PROBLEM TO WORK ON: Reproduce every record below exactly as it appears.

SUPPLIED RECORDS:
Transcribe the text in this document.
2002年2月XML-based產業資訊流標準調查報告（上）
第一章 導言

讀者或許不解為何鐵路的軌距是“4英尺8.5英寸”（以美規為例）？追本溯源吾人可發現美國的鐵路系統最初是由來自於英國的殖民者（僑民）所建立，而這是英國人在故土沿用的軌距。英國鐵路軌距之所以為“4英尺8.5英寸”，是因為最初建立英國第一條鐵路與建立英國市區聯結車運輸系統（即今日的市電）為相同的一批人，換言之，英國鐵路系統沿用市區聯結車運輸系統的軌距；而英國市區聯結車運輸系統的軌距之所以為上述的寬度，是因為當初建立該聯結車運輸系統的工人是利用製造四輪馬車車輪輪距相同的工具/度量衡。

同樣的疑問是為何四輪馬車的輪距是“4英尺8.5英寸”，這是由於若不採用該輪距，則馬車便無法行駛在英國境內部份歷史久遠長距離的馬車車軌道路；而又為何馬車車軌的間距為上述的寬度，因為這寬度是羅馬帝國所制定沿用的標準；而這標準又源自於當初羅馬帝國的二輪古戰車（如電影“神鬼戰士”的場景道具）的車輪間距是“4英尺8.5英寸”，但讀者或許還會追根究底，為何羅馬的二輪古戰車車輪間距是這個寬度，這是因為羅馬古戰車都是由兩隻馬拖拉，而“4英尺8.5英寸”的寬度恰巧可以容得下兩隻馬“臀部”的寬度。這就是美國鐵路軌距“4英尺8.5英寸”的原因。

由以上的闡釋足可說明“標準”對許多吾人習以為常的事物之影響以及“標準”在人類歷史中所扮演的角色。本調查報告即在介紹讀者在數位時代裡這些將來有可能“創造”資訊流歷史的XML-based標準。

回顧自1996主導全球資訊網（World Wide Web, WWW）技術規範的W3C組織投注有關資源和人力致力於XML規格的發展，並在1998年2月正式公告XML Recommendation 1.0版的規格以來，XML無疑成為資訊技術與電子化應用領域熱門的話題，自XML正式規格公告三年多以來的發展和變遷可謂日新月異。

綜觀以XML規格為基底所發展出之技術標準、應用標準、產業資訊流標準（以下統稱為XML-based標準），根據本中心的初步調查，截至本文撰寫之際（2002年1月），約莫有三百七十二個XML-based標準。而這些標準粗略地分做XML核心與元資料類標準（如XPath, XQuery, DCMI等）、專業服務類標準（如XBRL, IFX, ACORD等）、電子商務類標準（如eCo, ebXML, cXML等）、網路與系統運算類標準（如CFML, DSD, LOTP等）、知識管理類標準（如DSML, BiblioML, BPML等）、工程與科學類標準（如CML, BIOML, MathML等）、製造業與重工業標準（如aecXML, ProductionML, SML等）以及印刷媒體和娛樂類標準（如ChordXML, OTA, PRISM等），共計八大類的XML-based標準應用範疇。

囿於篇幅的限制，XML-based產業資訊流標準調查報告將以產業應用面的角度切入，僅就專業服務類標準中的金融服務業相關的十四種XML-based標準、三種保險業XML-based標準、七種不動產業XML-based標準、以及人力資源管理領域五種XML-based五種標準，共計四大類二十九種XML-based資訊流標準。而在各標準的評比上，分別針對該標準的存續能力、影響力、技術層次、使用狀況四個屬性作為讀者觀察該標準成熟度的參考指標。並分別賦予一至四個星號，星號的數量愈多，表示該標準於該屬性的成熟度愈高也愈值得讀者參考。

WRITTEN SOLUTION:
Transcribe the text in this document.
2002年2月XML-based產業資訊流標準調查報告（上）
第一章 導言

讀者或許不解為何鐵路的軌距是“4英尺8.5英寸”（以美規為例）？追本溯源吾人可發現美國的鐵路系統最初是由來自於英國的殖民者（僑民）所建立，而這是英國人在故土沿用的軌距。英國鐵路軌距之所以為“4英尺8.5英寸”，是因為最初建立英國第一條鐵路與建立英國市區聯結車運輸系統（即今日的市電）為相同的一批人，換言之，英國鐵路系統沿用市區聯結車運輸系統的軌距；而英國市區聯結車運輸系統的軌距之所以為上述的寬度，是因為當初建立該聯結車運輸系統的工人是利用製造四輪馬車車輪輪距相同的工具/度量衡。

同樣的疑問是為何四輪馬車的輪距是“4英尺8.5英寸”，這是由於若不採用該輪距，則馬車便無法行駛在英國境內部份歷史久遠長距離的馬車車軌道路；而又為何馬車車軌的間距為上述的寬度，因為這寬度是羅馬帝國所制定沿用的標準；而這標準又源自於當初羅馬帝國的二輪古戰車（如電影“神鬼戰士”的場景道具）的車輪間距是“4英尺8.5英寸”，但讀者或許還會追根究底，為何羅馬的二輪古戰車車輪間距是這個寬度，這是因為羅馬古戰車都是由兩隻馬拖拉，而“4英尺8.5英寸”的寬度恰巧可以容得下兩隻馬“臀部”的寬度。這就是美國鐵路軌距“4英尺8.5英寸”的原因。

由以上的闡釋足可說明“標準”對許多吾人習以為常的事物之影響以及“標準”在人類歷史中所扮演的角色。本調查報告即在介紹讀者在數位時代裡這些將來有可能“創造”資訊流歷史的XML-based標準。

回顧自1996主導全球資訊網（World Wide Web, WWW）技術規範的W3C組織投注有關資源和人力致力於XML規格的發展，並在1998年2月正式公告XML Recommendation 1.0版的規格以來，XML無疑成為資訊技術與電子化應用領域熱門的話題，自XML正式規格公告三年多以來的發展和變遷可謂日新月異。

綜觀以XML規格為基底所發展出之技術標準、應用標準、產業資訊流標準（以下統稱為XML-based標準），根據本中心的初步調查，截至本文撰寫之際（2002年1月），約莫有三百七十二個XML-based標準。而這些標準粗略地分做XML核心與元資料類標準（如XPath, XQuery, DCMI等）、專業服務類標準（如XBRL, IFX, ACORD等）、電子商務類標準（如eCo, ebXML, cXML等）、網路與系統運算類標準（如CFML, DSD, LOTP等）、知識管理類標準（如DSML, BiblioML, BPML等）、工程與科學類標準（如CML, BIOML, MathML等）、製造業與重工業標準（如aecXML, ProductionML, SML等）以及印刷媒體和娛樂類標準（如ChordXML, OTA, PRISM等），共計八大類的XML-based標準應用範疇。

囿於篇幅的限制，XML-based產業資訊流標準調查報告將以產業應用面的角度切入，僅就專業服務類標準中的金融服務業相關的十四種XML-based標準、三種保險業XML-based標準、七種不動產業XML-based標準、以及人力資源管理領域五種XML-based五種標準，共計四大類二十九種XML-based資訊流標準。而在各標準的評比上，分別針對該標準的存續能力、影響力、技術層次、使用狀況四個屬性作為讀者觀察該標準成熟度的參考指標。並分別賦予一至四個星號，星號的數量愈多，表示該標準於該屬性的成熟度愈高也愈值得讀者參考。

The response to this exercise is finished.